Input material
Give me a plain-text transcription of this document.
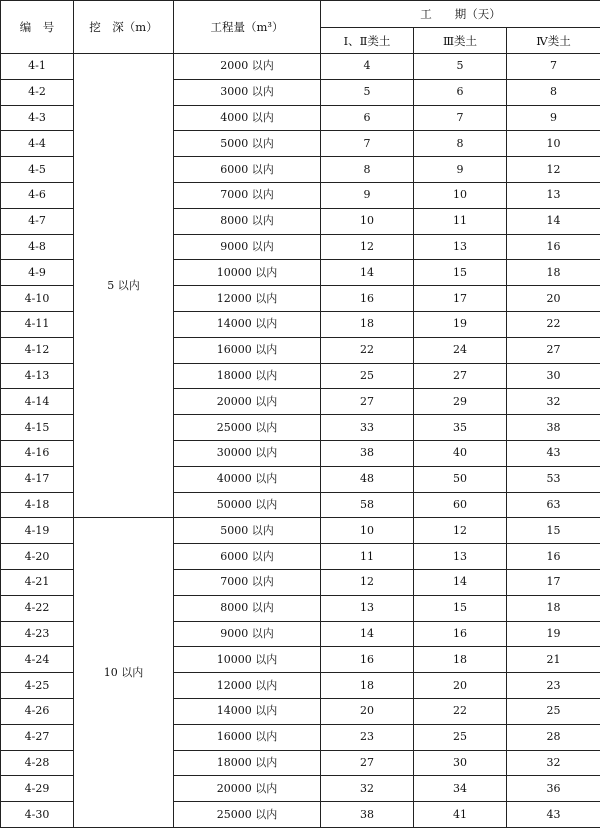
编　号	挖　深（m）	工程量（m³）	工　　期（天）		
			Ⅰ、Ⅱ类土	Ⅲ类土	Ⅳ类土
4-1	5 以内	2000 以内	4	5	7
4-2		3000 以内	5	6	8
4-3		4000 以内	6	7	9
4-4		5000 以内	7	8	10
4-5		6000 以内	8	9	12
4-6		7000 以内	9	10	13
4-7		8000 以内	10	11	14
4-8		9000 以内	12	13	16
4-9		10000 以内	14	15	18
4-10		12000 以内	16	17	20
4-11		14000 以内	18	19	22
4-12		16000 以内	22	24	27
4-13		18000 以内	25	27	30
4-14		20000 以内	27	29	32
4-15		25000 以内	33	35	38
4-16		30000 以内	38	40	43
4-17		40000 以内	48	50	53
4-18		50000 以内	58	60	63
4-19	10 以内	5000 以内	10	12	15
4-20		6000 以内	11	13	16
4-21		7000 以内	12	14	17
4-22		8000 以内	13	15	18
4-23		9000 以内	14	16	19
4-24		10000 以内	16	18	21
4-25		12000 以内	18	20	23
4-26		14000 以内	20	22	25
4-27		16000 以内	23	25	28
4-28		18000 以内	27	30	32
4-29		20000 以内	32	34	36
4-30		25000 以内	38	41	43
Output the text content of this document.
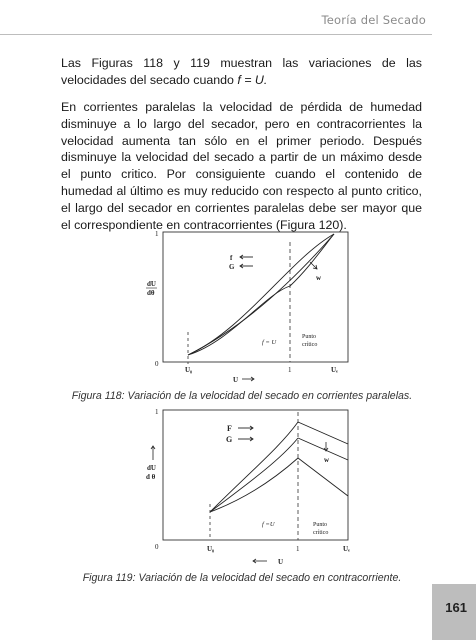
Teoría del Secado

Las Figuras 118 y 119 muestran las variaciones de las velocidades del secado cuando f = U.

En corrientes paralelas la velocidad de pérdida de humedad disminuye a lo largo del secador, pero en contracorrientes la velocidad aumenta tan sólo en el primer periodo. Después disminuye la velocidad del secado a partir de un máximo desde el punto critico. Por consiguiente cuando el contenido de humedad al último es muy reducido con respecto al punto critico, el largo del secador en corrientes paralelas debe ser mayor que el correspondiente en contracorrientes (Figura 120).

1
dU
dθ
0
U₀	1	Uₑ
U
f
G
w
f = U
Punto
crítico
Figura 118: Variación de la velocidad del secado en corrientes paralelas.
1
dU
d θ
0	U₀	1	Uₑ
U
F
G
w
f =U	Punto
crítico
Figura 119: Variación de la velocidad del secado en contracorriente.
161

The exercise
Pictures are not part of the copy; output everything else in the records exactly.

Result below
Give me a plain-text transcription of this document.
编　号	挖　深（m）	工程量（m³）	工　　期（天）		
			Ⅰ、Ⅱ类土	Ⅲ类土	Ⅳ类土
4-1	5 以内	2000 以内	4	5	7
4-2		3000 以内	5	6	8
4-3		4000 以内	6	7	9
4-4		5000 以内	7	8	10
4-5		6000 以内	8	9	12
4-6		7000 以内	9	10	13
4-7		8000 以内	10	11	14
4-8		9000 以内	12	13	16
4-9		10000 以内	14	15	18
4-10		12000 以内	16	17	20
4-11		14000 以内	18	19	22
4-12		16000 以内	22	24	27
4-13		18000 以内	25	27	30
4-14		20000 以内	27	29	32
4-15		25000 以内	33	35	38
4-16		30000 以内	38	40	43
4-17		40000 以内	48	50	53
4-18		50000 以内	58	60	63
4-19	10 以内	5000 以内	10	12	15
4-20		6000 以内	11	13	16
4-21		7000 以内	12	14	17
4-22		8000 以内	13	15	18
4-23		9000 以内	14	16	19
4-24		10000 以内	16	18	21
4-25		12000 以内	18	20	23
4-26		14000 以内	20	22	25
4-27		16000 以内	23	25	28
4-28		18000 以内	27	30	32
4-29		20000 以内	32	34	36
4-30		25000 以内	38	41	43
Output the text content of this document.
Teoría del Secado

Las Figuras 118 y 119 muestran las variaciones de las velocidades del secado cuando f = U.

En corrientes paralelas la velocidad de pérdida de humedad disminuye a lo largo del secador, pero en contracorrientes la velocidad aumenta tan sólo en el primer periodo. Después disminuye la velocidad del secado a partir de un máximo desde el punto critico. Por consiguiente cuando el contenido de humedad al último es muy reducido con respecto al punto critico, el largo del secador en corrientes paralelas debe ser mayor que el correspondiente en contracorrientes (Figura 120).

1
dU
dθ
0
U₀	1	Uₑ
U
f
G
w
f = U
Punto
crítico
Figura 118: Variación de la velocidad del secado en corrientes paralelas.
1
dU
d θ
0	U₀	1	Uₑ
U
F
G
w
f =U	Punto
crítico
Figura 119: Variación de la velocidad del secado en contracorriente.
161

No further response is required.